» WRITTEN TASK:
Report, word for word, every line of the material that contains "type".

» RECORD SET:
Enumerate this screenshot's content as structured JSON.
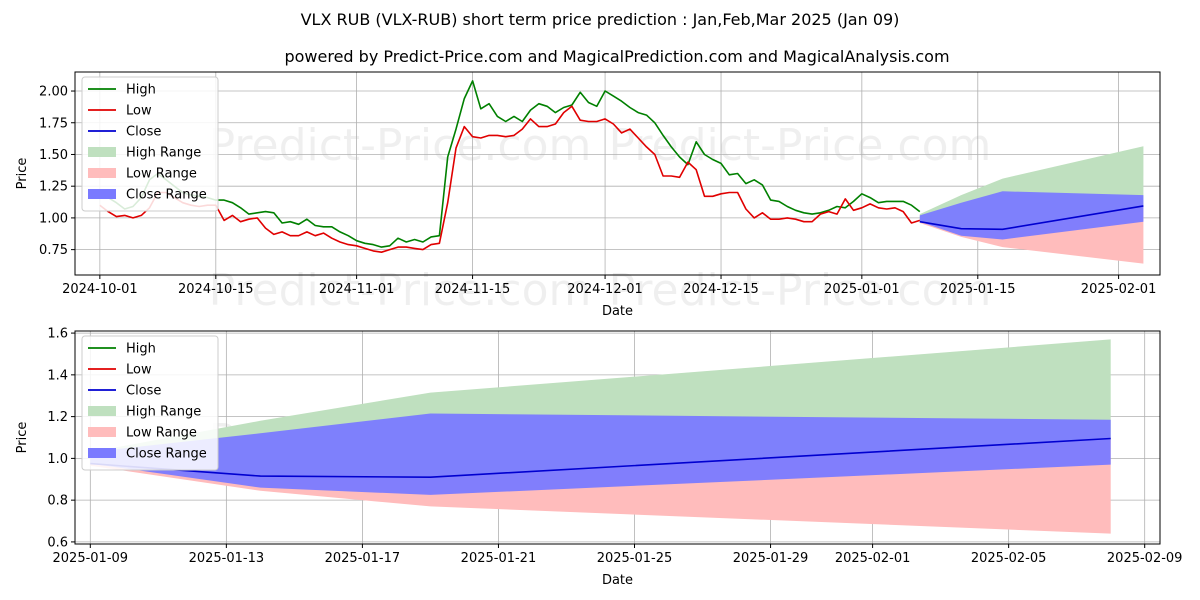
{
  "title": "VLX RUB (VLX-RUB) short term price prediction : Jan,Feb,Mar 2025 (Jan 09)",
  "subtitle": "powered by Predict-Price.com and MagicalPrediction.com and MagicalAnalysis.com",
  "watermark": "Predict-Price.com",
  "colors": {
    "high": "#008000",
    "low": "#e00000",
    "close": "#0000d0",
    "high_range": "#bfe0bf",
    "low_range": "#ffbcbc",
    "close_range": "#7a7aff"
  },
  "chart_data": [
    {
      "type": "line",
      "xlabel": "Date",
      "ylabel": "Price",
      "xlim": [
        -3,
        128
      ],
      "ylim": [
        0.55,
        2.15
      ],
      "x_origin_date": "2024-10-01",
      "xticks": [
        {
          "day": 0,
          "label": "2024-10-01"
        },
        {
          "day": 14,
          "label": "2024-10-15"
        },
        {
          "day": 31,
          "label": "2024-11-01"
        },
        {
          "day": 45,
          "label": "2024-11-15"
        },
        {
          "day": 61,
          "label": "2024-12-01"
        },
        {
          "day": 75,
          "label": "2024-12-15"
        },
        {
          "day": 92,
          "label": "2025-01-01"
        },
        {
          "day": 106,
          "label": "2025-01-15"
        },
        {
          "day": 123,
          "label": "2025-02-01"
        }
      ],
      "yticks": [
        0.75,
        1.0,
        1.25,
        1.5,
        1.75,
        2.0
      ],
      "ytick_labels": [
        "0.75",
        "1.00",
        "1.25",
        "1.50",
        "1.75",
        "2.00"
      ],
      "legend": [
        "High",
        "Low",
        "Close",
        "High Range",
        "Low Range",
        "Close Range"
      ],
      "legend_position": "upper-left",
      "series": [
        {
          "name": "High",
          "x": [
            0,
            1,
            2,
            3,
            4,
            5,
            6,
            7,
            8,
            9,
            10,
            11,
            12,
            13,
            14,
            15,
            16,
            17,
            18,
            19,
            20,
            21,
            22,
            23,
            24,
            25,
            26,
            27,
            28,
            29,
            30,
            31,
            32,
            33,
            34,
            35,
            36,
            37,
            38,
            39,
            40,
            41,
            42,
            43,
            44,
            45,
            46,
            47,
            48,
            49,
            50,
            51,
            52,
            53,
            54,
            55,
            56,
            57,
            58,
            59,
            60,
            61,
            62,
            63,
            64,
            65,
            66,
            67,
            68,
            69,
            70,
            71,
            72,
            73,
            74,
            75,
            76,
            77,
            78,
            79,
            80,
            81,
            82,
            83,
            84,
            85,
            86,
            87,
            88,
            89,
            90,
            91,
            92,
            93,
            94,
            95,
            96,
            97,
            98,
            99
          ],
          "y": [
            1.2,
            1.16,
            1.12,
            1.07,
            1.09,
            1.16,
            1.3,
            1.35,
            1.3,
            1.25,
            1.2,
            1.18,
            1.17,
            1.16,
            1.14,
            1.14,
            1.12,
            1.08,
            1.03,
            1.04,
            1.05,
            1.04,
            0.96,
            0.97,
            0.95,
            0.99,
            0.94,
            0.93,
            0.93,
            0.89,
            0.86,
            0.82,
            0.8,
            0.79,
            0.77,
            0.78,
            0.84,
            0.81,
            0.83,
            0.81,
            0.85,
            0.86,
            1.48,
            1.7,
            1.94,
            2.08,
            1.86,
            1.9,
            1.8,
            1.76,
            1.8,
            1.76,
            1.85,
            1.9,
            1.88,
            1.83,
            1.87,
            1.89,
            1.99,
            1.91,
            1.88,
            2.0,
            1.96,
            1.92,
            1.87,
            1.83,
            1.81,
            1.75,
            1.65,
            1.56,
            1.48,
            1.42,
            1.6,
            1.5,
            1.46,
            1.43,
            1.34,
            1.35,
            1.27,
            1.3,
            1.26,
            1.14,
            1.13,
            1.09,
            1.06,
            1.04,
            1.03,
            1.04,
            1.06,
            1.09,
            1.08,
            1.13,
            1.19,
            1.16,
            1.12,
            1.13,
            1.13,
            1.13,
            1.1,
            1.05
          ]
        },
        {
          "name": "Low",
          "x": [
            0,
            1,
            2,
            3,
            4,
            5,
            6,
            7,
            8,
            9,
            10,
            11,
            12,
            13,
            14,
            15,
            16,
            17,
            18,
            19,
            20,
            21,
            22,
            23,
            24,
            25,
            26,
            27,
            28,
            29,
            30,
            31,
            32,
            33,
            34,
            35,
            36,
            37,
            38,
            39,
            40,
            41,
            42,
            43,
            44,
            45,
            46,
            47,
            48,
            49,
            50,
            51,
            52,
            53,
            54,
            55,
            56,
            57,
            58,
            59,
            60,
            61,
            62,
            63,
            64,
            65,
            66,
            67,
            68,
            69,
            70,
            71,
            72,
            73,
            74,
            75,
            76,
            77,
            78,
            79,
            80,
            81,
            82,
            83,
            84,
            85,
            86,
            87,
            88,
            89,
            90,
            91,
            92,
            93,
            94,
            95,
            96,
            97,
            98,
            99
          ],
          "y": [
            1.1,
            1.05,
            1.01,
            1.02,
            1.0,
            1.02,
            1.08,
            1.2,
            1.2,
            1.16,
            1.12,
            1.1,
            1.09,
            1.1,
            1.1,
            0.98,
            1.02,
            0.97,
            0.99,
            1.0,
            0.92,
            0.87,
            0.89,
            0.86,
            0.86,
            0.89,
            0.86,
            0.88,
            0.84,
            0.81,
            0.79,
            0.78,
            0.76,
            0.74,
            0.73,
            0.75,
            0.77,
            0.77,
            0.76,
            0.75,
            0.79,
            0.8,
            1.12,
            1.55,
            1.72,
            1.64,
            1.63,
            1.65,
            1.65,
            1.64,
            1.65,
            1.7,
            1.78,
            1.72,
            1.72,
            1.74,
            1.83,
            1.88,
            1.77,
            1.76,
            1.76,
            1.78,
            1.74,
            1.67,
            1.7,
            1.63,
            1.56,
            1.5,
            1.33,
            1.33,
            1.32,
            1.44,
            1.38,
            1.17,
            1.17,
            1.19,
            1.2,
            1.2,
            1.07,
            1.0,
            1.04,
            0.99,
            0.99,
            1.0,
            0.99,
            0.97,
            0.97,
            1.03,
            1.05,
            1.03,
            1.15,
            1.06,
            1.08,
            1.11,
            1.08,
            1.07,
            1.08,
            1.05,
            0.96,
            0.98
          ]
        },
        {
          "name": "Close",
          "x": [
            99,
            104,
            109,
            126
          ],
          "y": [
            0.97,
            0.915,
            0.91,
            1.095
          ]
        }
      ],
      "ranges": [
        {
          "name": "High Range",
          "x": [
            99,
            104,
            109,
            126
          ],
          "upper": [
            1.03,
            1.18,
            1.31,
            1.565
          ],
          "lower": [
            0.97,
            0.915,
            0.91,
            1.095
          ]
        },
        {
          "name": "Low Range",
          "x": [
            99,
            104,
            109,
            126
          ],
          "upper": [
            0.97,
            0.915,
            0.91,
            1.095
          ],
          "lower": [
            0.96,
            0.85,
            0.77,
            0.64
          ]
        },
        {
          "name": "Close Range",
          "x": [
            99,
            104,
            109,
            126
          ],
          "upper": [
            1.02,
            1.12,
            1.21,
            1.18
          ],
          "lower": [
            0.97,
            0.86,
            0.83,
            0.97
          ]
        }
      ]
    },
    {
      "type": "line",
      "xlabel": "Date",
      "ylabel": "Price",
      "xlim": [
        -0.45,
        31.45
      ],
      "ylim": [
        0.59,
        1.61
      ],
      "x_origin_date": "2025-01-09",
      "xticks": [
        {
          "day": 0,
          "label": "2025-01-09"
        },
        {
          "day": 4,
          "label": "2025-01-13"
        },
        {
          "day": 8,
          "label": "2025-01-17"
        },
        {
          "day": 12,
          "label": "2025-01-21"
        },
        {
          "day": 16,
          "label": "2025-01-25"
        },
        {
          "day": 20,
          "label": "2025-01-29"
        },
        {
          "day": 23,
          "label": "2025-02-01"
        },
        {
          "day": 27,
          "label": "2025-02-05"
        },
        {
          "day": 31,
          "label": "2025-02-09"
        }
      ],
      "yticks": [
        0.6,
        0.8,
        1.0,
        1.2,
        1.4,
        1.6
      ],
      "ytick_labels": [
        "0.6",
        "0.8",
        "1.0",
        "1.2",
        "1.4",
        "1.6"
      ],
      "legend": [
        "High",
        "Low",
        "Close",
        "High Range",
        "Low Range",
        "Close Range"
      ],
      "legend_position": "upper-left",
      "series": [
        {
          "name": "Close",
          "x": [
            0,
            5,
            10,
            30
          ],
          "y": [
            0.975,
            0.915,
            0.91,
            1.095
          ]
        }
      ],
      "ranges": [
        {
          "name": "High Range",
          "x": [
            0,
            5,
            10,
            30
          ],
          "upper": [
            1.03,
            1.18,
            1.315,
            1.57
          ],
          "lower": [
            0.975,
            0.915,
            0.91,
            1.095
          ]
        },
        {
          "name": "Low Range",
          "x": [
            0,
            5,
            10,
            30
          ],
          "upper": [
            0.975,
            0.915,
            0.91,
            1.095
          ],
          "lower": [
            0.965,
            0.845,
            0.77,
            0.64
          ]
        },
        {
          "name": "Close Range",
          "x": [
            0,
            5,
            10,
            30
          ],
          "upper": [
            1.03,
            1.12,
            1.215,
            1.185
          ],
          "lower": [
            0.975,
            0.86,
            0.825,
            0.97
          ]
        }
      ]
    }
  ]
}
* * *
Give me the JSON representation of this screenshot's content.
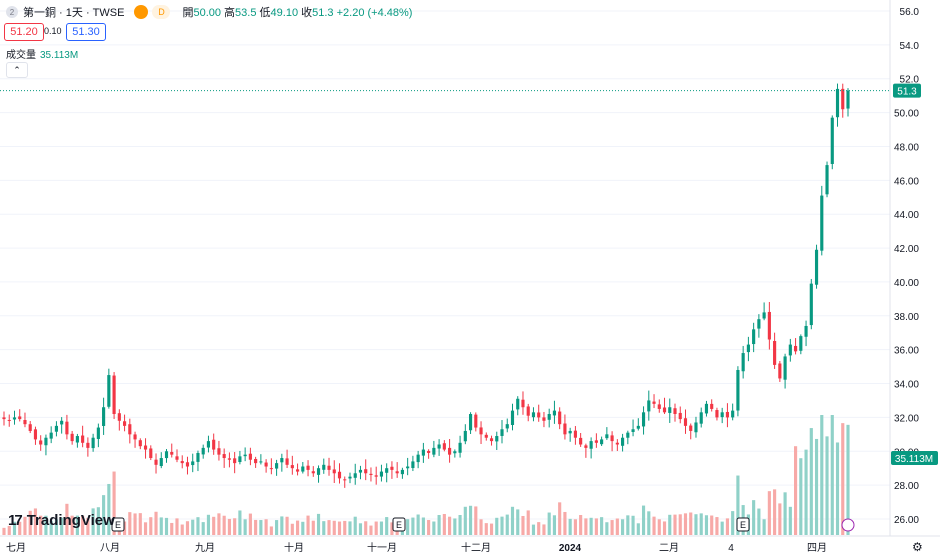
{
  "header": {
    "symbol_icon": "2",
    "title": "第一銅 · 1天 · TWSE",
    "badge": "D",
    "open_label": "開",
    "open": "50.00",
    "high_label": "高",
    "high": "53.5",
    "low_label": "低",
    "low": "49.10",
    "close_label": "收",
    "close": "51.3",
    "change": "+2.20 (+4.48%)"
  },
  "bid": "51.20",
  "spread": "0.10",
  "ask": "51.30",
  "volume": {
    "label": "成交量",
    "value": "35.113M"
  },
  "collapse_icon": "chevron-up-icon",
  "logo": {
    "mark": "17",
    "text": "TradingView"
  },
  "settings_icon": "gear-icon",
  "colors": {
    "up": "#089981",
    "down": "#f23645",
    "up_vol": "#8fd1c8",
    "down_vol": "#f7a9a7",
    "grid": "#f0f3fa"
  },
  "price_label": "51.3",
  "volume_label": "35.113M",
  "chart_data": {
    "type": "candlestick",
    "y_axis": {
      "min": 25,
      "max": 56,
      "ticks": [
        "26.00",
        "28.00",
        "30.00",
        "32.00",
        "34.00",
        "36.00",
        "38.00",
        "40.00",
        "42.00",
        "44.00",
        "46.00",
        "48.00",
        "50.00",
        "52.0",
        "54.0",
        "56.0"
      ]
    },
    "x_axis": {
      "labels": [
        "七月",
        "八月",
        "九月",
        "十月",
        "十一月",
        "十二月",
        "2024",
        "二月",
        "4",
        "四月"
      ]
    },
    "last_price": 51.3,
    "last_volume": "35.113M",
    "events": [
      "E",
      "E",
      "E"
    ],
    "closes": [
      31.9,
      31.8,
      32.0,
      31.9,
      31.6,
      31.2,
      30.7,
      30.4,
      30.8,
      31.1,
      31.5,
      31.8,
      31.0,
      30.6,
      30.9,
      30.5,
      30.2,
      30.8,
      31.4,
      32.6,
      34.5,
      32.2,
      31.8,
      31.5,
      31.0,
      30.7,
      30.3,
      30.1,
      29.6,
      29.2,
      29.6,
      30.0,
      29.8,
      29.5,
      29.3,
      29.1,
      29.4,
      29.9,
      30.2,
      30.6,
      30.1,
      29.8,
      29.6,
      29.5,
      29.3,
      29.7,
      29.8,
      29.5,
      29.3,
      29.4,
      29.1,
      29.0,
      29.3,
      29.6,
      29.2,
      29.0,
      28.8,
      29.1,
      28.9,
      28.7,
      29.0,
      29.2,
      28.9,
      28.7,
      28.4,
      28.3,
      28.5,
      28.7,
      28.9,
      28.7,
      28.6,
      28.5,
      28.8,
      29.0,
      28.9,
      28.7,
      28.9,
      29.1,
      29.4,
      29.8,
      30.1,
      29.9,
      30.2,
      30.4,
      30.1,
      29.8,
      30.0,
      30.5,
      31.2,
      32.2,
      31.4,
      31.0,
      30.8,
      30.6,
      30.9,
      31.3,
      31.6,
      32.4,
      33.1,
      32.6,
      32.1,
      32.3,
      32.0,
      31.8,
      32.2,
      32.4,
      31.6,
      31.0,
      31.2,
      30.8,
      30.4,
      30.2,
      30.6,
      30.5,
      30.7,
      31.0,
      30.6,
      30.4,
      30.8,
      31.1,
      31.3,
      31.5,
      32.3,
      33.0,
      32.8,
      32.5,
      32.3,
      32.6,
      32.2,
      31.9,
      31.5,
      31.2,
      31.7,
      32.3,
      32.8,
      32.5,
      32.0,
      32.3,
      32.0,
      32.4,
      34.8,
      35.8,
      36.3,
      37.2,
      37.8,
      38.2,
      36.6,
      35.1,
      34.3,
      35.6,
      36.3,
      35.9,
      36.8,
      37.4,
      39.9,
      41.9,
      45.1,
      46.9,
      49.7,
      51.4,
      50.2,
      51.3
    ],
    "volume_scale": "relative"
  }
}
==
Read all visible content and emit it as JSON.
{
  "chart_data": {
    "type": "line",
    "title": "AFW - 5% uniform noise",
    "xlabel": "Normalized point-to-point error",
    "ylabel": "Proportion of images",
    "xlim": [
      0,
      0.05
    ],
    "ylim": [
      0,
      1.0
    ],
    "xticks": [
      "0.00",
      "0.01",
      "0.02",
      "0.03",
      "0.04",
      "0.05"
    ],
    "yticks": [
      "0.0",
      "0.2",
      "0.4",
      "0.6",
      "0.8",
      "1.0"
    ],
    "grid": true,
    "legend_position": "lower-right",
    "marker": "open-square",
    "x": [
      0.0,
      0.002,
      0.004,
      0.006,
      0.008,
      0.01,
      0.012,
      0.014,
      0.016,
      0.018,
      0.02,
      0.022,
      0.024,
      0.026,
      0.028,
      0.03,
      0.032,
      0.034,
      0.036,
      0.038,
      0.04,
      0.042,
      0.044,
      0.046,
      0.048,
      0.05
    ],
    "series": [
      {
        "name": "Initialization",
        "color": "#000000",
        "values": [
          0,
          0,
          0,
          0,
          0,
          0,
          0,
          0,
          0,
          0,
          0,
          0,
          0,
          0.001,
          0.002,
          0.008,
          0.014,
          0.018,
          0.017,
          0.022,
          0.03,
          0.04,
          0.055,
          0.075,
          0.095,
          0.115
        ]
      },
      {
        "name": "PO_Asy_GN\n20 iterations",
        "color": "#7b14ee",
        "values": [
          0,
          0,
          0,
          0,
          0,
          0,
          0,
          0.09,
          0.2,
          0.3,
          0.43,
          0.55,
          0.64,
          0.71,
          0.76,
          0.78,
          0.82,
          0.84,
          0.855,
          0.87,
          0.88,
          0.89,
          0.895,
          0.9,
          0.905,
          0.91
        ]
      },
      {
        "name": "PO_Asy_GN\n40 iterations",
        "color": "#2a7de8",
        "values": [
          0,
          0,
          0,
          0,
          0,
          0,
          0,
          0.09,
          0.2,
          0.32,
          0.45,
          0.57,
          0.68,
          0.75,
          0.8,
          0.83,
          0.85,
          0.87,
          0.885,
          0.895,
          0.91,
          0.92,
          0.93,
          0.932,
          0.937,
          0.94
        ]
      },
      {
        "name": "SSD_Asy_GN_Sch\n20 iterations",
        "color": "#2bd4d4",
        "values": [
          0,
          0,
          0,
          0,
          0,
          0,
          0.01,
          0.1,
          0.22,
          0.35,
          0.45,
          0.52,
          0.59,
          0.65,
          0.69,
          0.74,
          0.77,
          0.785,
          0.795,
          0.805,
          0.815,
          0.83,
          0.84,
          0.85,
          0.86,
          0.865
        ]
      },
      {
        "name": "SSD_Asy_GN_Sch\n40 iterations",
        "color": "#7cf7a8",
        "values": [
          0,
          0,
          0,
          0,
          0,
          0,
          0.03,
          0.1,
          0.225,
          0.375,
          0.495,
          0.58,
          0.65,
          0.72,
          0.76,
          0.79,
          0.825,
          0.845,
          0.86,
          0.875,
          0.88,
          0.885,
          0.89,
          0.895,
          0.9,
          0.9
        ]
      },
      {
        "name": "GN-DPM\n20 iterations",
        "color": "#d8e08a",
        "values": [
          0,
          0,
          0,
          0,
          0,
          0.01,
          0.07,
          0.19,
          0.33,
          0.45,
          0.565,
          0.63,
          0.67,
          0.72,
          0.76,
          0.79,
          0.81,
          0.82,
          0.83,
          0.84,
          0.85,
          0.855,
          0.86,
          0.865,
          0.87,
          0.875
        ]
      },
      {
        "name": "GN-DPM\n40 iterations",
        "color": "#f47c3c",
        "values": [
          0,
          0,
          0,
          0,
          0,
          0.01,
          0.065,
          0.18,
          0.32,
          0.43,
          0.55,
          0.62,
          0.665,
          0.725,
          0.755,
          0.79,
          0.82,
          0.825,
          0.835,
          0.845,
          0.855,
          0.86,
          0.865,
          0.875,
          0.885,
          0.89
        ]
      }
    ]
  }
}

» CORRECT RESPONSE:
      "type": "line",
      "type": "line",
    "type": "candlestick",
    "type": "line",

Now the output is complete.